Domenikos Theotokopulos nació en la antigua Jándaka (Cittá de Candía) alrededor de 1541. Pocos son los datos documentales y las obras que existen de los inicios de su carrera artística en Creta, dominada por la República veneciana (1211-1669), aunque el ambiente cultural que envuelve al pintor en estos años marcará muchos de los rasgos que le acompañaran durante su carrera. En los pocos iconos que de él se conservan, ya se observan estos rasgos peculiares derivados de la pintura veneciana, que definen las diferencias entre las pinturas de sus coetáneos y las suyas: interés por el mayor movimiento frente al estatismo de la pintura de iconos, por medio de la disposición de las figuras y el tratamiento del color, a través de la luz que iluminan sus escenas y realza los detalles.

Aunque su periodo de formación sigue siendo una incógnita, muchos autores coinciden en relacionar a El Greco con la elite académica del momento, una corriente que miraba a Occidente, atraída por la nueva pintura del Renacimiento y las inquietudes intelectuales de los artistas. La herencia bizantina de su país se mezclaba en estos talleres con los numerosos grabados que circulaban desde occidente. Este período de juventud es el de la “transformación de pintor bizantino a artista occidental”, en feliz expresión de Willumsen.

En 1567 El Greco parte para Venecia, en donde, a pesar de ser ya “maestro pintor” desde 1562, quiso formar parte del más prestigioso taller del momento, el de Tiziano, tal como comenta Giulio Clovio al Cardenal Farnesio en una carta en donde le recomienda como un joven de Candía “discípulo de Tiziano”, que era “raro” en la pintura, y al que avalaba también un magnífico autorretrato.
══════════
- _Tarea por realizar_:
Según el texto sobre los inicios de El Greco, ¿desde qué año era ya "maestro pintor" cuando partió para Venecia?

- _Datos proporcionados_:
══════════
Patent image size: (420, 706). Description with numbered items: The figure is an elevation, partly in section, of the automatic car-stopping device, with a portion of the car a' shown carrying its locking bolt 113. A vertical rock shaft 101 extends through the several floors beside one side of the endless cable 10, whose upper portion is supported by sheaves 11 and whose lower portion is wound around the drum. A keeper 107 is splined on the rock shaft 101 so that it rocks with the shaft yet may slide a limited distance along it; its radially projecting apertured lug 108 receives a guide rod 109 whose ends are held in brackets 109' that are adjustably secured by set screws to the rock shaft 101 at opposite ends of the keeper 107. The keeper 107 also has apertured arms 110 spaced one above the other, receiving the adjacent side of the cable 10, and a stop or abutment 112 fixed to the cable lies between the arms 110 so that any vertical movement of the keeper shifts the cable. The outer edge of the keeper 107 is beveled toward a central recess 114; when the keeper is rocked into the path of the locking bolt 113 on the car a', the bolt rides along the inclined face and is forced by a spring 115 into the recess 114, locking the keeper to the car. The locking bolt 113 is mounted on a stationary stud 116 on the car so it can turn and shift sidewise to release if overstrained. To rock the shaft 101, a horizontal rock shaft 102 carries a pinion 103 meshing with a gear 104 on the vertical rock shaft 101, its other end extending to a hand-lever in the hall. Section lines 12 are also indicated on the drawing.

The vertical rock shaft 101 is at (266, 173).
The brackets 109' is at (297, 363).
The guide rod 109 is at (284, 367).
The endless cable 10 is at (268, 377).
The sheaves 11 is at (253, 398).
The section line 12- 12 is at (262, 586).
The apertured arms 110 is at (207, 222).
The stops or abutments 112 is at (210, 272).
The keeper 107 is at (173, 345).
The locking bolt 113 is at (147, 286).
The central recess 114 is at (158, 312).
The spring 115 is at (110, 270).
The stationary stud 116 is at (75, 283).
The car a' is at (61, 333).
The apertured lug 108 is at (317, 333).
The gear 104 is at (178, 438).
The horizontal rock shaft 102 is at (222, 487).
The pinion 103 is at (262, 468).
══════════
- _Respuesta_:
Desde 1562.